:: To be done ::
Give only the number of lines in the listing below that contain the word "sound".

[Dataset records]

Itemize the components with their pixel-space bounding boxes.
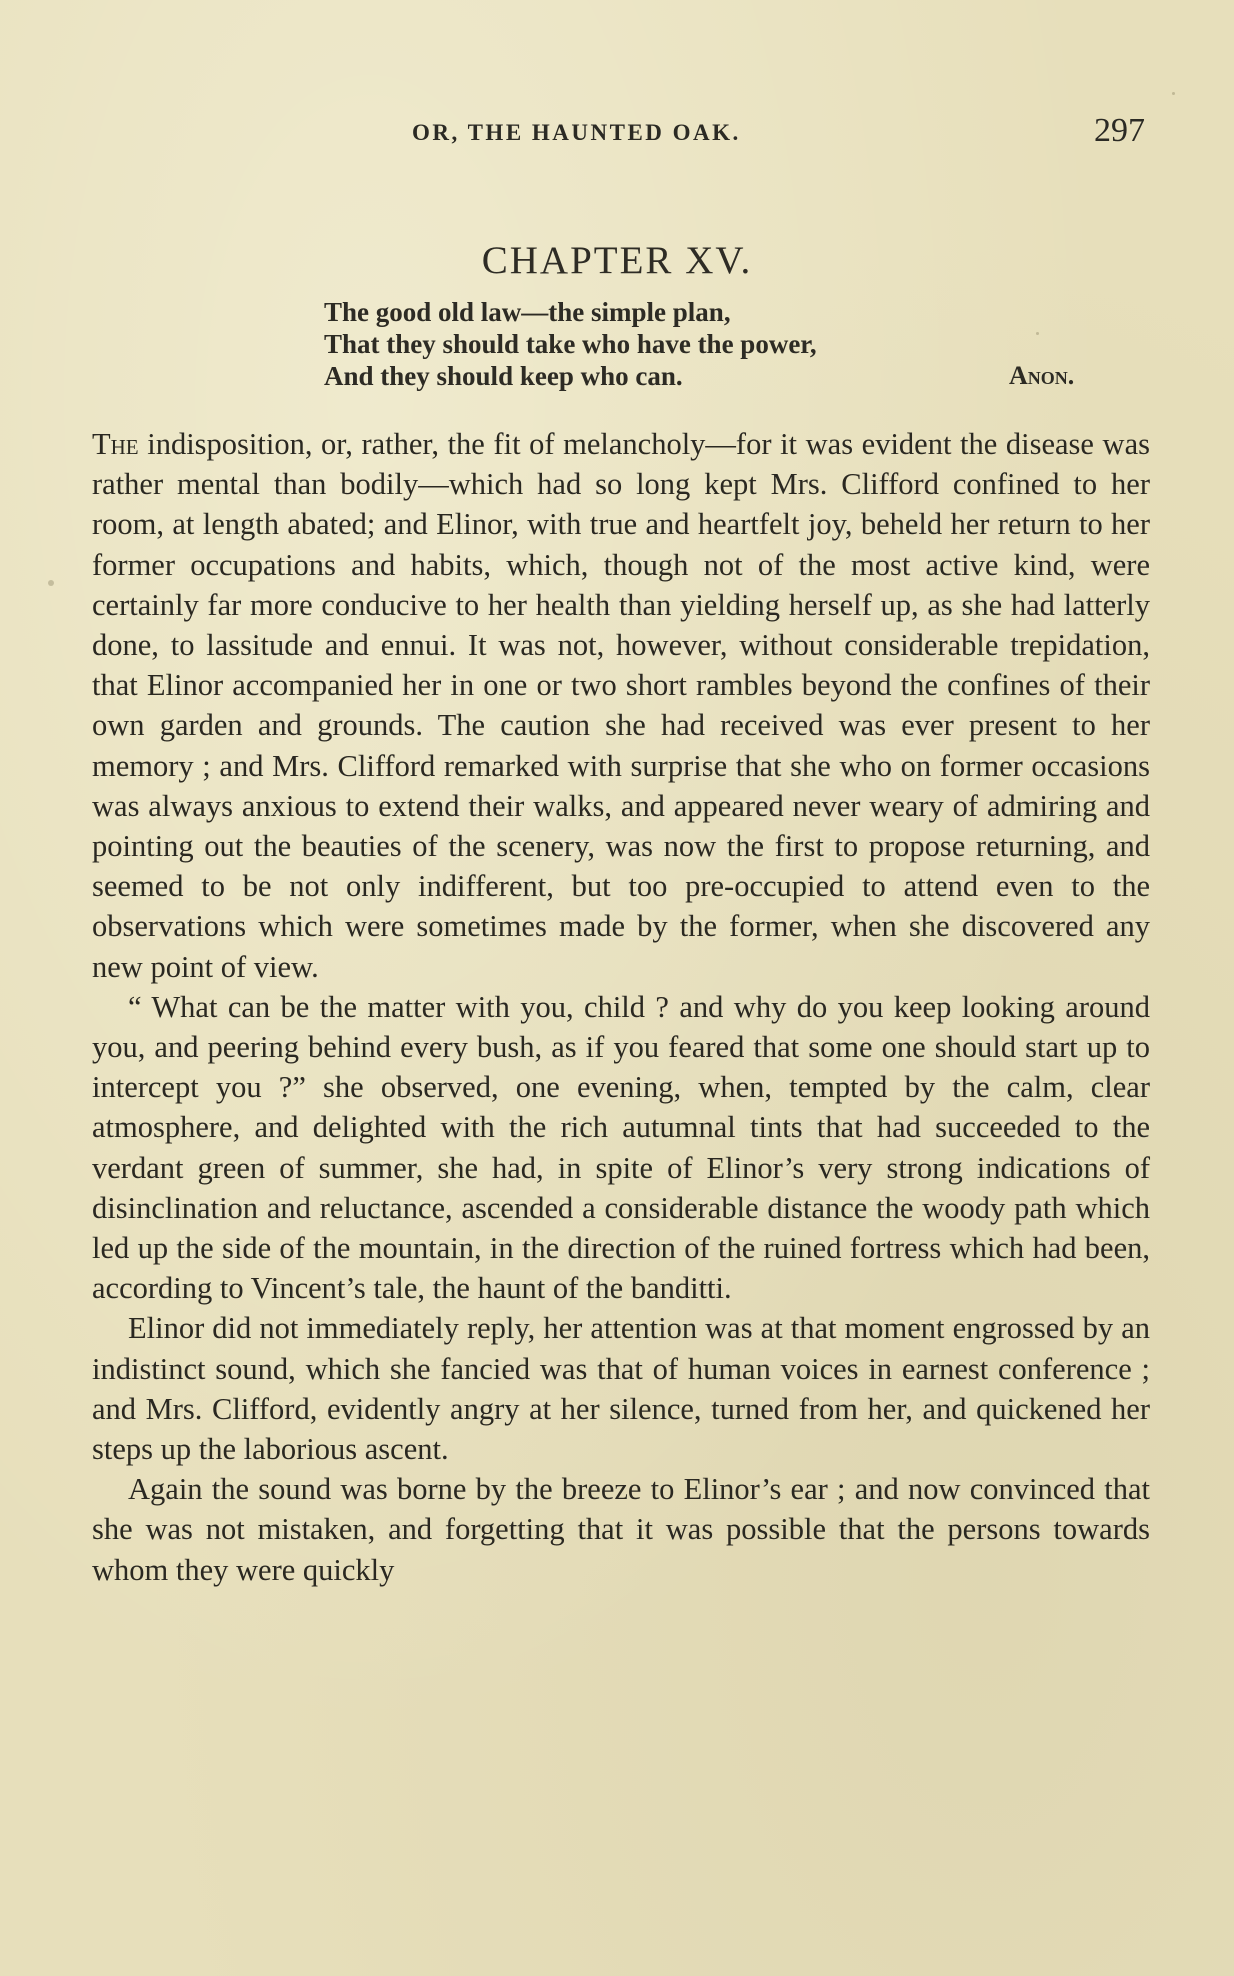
paragraph: “ What can be the matter with you, child ? and why do you keep looking around you, and peering behind every bush, as if you feared that some one should start up to intercept you ?” she observed, one evening, when, tempted by the calm, clear atmosphere, and delighted with the rich autumnal tints that had succeeded to the verdant green of summer, she had, in spite of Elinor’s very strong indications of disinclination and reluctance, ascended a considerable distance the woody path which led up the side of the mountain, in the direction of the ruined fortress which had been, according to Vincent’s tale, the haunt of the banditti. — [92, 989, 1150, 1306]
epigraph-attribution: Anon. — [1009, 361, 1075, 390]
paper-speck — [1172, 92, 1175, 95]
paper-speck — [1036, 332, 1039, 335]
epigraph — [324, 296, 1094, 392]
page-number: 297 — [1094, 112, 1145, 149]
epigraph-line: The good old law—the simple plan, — [324, 297, 731, 327]
epigraph-line: And they should keep who can. — [324, 361, 683, 391]
epigraph-line: That they should take who have the power, — [324, 329, 817, 359]
paragraph: Again the sound was borne by the breeze to Elinor’s ear ; and now convinced that she was not mistaken, and forgetting that it was possible that the persons towards whom they were quickly — [92, 1472, 1150, 1587]
chapter-body — [92, 424, 1150, 1590]
paragraph — [92, 424, 1150, 987]
paragraph-text: indisposition, or, rather, the fit of melancholy—for it was evident the disease was rather mental than bodily—which had so long kept Mrs. Clifford confined to her room, at length abated; and Elinor, with true and heartfelt joy, beheld her return to her former occupations and habits, which, though not of the most active kind, were certainly far more conducive to her health than yielding herself up, as she had latterly done, to lassitude and ennui. It was not, however, without considerable trepidation, that Elinor accompanied her in one or two short rambles beyond the confines of their own garden and grounds. The caution she had received was ever present to her memory ; and Mrs. Clifford remarked with surprise that she who on former occasions was always anxious to extend their walks, and appeared never weary of admiring and pointing out the beauties of the scenery, was now the first to propose returning, and seemed to be not only indifferent, but too pre-occupied to attend even to the observations which were sometimes made by the former, when she discovered any new point of view. — [92, 427, 1150, 984]
running-title: OR, THE HAUNTED OAK. — [412, 120, 741, 145]
running-head — [0, 112, 1234, 158]
chapter-title: CHAPTER XV. — [481, 239, 753, 282]
paragraph-lead-word: The — [92, 427, 139, 461]
paper-speck — [48, 580, 54, 586]
paragraph: Elinor did not immediately reply, her attention was at that moment engrossed by an indistinct sound, which she fancied was that of human voices in earnest conference ; and Mrs. Clifford, evidently angry at her silence, turned from her, and quickened her steps up the laborious ascent. — [92, 1311, 1150, 1467]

:: Result of this task ::
2